* **Directions for this task**
Take each line containing "słupów" and report it exactly as written.

* **Material supplied**
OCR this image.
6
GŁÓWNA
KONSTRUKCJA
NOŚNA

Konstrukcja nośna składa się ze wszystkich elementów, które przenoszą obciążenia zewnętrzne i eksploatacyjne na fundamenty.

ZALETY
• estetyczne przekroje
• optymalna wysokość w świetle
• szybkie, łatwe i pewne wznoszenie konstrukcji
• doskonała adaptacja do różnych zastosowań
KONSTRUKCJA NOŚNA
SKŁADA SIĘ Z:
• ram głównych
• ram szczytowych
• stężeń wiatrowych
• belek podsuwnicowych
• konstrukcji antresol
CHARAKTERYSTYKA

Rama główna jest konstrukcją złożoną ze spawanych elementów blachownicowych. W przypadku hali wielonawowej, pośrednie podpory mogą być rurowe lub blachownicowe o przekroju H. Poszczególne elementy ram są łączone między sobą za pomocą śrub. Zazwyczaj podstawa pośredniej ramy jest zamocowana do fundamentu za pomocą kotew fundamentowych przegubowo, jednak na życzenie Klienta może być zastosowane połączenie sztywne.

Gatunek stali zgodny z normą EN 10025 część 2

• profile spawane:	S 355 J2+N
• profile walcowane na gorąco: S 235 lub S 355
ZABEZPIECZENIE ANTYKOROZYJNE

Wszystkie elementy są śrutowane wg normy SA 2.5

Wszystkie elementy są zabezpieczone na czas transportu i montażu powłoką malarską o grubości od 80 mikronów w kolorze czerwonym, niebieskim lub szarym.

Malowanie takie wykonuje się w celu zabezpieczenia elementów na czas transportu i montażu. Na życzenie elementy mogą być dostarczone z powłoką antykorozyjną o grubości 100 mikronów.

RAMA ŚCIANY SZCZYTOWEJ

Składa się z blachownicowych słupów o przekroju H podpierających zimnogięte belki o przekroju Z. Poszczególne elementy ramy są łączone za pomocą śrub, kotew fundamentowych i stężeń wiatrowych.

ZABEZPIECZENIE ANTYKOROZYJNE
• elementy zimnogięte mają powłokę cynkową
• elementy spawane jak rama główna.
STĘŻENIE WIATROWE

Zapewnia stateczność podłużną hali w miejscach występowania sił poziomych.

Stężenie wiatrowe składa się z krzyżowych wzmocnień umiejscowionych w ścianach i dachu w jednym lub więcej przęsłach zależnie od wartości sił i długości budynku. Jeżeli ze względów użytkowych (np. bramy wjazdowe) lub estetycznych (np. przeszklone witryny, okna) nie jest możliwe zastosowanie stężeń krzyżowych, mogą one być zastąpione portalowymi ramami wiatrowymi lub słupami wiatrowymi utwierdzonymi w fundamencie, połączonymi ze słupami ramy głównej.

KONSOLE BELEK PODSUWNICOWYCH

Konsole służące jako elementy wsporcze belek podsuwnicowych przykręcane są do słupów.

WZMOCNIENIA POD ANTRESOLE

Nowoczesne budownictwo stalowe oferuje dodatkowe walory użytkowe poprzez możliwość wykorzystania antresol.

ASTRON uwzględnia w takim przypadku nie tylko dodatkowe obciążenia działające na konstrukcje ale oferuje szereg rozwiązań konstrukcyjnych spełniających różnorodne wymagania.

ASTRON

* **Task answer**
Składa się z blachownicowych słupów o przekroju H podpierających zimnogięte belki o przekroju Z. Poszczególne elementy ramy są łączone za pomocą śrub, kotew fundamentowych i stężeń wiatrowych.
Konsole służące jako elementy wsporcze belek podsuwnicowych przykręcane są do słupów.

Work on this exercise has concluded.